Stored records
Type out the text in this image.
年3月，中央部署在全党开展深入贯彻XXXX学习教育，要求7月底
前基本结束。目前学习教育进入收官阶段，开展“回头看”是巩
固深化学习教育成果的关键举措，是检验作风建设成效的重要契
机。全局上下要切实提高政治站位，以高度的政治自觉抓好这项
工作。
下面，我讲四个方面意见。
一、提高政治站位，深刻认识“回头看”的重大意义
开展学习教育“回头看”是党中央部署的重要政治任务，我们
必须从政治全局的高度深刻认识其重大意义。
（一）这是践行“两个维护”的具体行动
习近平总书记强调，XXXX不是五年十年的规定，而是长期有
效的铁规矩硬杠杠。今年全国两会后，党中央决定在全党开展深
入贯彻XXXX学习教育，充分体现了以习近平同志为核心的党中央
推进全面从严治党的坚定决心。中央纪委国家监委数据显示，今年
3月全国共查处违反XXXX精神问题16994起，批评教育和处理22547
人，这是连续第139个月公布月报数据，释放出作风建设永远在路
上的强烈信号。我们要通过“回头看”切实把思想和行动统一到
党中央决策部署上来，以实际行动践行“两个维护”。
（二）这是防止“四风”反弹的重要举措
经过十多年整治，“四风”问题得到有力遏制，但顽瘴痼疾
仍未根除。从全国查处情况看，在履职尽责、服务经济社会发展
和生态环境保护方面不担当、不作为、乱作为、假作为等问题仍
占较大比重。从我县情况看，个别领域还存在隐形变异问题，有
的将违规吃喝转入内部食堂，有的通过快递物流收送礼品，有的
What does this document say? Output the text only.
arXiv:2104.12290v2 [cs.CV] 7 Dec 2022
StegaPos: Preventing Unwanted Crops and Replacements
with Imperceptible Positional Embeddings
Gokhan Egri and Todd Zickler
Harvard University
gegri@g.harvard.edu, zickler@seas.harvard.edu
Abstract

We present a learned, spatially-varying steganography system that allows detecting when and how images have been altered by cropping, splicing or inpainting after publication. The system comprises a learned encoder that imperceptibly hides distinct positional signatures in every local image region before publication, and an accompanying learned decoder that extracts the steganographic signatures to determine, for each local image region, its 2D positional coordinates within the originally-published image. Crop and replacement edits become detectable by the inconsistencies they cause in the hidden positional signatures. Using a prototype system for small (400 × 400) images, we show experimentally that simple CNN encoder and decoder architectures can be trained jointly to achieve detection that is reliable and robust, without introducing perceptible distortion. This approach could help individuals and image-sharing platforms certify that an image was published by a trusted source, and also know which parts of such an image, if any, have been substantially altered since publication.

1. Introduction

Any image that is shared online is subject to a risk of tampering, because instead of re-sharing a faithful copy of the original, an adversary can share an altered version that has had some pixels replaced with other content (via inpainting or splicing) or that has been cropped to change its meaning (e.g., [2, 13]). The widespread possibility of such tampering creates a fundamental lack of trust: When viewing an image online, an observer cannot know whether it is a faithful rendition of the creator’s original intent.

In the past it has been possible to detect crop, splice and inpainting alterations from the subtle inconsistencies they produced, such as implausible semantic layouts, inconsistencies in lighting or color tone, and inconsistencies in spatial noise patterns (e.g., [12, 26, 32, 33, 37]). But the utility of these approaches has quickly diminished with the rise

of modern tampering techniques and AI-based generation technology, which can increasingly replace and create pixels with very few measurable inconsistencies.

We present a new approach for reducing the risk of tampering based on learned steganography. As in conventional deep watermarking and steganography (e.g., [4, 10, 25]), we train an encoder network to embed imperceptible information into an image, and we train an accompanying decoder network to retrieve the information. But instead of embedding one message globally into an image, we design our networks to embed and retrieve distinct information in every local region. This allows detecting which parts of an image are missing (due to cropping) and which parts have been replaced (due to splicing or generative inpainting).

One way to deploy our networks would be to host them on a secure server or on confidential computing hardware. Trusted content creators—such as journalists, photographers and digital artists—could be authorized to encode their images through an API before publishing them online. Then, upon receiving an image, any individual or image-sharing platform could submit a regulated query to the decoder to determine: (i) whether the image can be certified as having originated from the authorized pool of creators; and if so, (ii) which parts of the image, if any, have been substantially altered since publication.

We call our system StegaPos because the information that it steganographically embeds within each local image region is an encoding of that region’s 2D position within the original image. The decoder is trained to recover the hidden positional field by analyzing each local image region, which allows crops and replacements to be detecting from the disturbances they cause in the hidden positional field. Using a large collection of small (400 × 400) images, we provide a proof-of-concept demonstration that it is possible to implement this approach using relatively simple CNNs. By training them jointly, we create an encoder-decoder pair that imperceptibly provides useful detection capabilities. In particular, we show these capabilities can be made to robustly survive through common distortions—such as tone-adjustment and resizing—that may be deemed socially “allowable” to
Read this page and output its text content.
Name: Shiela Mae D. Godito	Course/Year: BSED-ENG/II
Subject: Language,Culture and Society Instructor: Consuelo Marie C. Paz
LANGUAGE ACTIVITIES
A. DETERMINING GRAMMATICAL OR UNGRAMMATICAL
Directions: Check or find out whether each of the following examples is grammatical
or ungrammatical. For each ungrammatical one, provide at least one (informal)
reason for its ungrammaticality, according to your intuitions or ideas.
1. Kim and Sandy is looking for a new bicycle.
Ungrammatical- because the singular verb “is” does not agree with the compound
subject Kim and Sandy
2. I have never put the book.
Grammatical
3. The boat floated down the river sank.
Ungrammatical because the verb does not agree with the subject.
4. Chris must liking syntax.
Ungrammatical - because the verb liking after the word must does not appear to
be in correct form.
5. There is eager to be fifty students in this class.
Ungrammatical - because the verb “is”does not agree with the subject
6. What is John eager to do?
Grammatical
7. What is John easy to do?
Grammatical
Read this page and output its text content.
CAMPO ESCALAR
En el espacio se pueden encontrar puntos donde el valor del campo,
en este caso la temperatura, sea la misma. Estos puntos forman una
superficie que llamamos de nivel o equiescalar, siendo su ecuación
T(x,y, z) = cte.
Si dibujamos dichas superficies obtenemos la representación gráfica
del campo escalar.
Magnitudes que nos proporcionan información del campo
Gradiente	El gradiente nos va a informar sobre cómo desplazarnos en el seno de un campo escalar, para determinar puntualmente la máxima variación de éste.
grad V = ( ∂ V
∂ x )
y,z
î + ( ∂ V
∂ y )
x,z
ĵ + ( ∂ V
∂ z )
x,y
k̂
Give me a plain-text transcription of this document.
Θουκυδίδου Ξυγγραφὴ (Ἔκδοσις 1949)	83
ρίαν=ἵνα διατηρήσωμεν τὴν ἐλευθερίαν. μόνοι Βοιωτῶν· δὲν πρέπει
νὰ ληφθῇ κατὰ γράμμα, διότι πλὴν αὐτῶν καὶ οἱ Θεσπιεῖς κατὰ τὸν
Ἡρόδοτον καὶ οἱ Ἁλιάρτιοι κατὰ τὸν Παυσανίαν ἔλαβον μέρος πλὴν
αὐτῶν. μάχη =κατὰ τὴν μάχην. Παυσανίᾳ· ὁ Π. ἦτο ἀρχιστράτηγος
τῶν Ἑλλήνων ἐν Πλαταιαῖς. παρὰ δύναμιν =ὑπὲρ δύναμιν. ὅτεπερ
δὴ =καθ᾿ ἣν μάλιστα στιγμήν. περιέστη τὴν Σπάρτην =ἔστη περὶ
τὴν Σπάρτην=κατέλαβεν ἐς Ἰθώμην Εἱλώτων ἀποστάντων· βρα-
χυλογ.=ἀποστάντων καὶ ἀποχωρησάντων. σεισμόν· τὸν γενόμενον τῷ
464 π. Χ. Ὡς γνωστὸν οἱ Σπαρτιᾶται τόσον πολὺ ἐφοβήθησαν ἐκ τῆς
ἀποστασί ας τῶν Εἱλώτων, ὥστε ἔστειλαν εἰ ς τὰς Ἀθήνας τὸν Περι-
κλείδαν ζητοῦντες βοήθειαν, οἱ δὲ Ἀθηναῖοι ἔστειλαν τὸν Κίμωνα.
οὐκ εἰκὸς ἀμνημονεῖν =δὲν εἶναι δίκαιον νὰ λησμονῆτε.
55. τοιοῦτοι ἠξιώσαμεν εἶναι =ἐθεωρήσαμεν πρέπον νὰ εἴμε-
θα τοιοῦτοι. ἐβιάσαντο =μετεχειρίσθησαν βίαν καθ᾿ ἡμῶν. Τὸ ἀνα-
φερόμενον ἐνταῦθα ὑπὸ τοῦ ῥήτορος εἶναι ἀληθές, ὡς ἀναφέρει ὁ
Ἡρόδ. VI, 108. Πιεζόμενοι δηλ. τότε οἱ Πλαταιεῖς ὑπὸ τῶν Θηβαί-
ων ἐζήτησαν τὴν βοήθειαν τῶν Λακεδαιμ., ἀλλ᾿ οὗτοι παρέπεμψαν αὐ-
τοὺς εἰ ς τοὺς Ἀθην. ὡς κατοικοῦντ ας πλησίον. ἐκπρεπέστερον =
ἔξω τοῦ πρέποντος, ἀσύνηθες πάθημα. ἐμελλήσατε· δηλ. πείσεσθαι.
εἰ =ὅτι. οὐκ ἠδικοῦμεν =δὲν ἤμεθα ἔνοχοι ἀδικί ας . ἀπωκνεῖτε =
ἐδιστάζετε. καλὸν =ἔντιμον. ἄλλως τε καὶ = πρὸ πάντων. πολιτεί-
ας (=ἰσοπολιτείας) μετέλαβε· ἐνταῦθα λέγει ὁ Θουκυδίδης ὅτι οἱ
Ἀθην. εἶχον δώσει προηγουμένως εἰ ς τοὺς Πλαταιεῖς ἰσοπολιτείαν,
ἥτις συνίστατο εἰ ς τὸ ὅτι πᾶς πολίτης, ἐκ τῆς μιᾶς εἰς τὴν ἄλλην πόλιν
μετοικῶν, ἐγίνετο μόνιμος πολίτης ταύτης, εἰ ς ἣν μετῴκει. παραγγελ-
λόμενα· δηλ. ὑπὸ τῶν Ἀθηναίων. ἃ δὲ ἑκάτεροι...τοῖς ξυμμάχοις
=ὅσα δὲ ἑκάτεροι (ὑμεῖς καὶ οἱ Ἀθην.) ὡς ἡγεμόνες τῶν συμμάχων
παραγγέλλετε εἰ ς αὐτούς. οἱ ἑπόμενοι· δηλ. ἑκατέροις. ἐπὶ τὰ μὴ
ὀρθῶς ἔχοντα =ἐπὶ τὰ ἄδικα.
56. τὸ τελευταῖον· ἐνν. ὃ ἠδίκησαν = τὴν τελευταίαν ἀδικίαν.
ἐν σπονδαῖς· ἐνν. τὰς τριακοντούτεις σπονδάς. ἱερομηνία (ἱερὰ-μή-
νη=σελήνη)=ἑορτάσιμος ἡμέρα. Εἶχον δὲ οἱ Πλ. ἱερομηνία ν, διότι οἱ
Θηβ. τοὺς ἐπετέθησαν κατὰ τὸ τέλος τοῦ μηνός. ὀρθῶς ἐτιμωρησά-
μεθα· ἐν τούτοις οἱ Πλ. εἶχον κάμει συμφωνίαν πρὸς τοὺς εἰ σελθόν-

> **What you have to do**:
Show each line of the listing that holds the string "does".

> **Exercise result**:
What does this document say? Output the text only.
Ungrammatical- because the singular verb “is” does not agree with the compound
Ungrammatical because the verb does not agree with the subject.
Ungrammatical - because the verb liking after the word must does not appear to
Ungrammatical - because the verb “is”does not agree with the subject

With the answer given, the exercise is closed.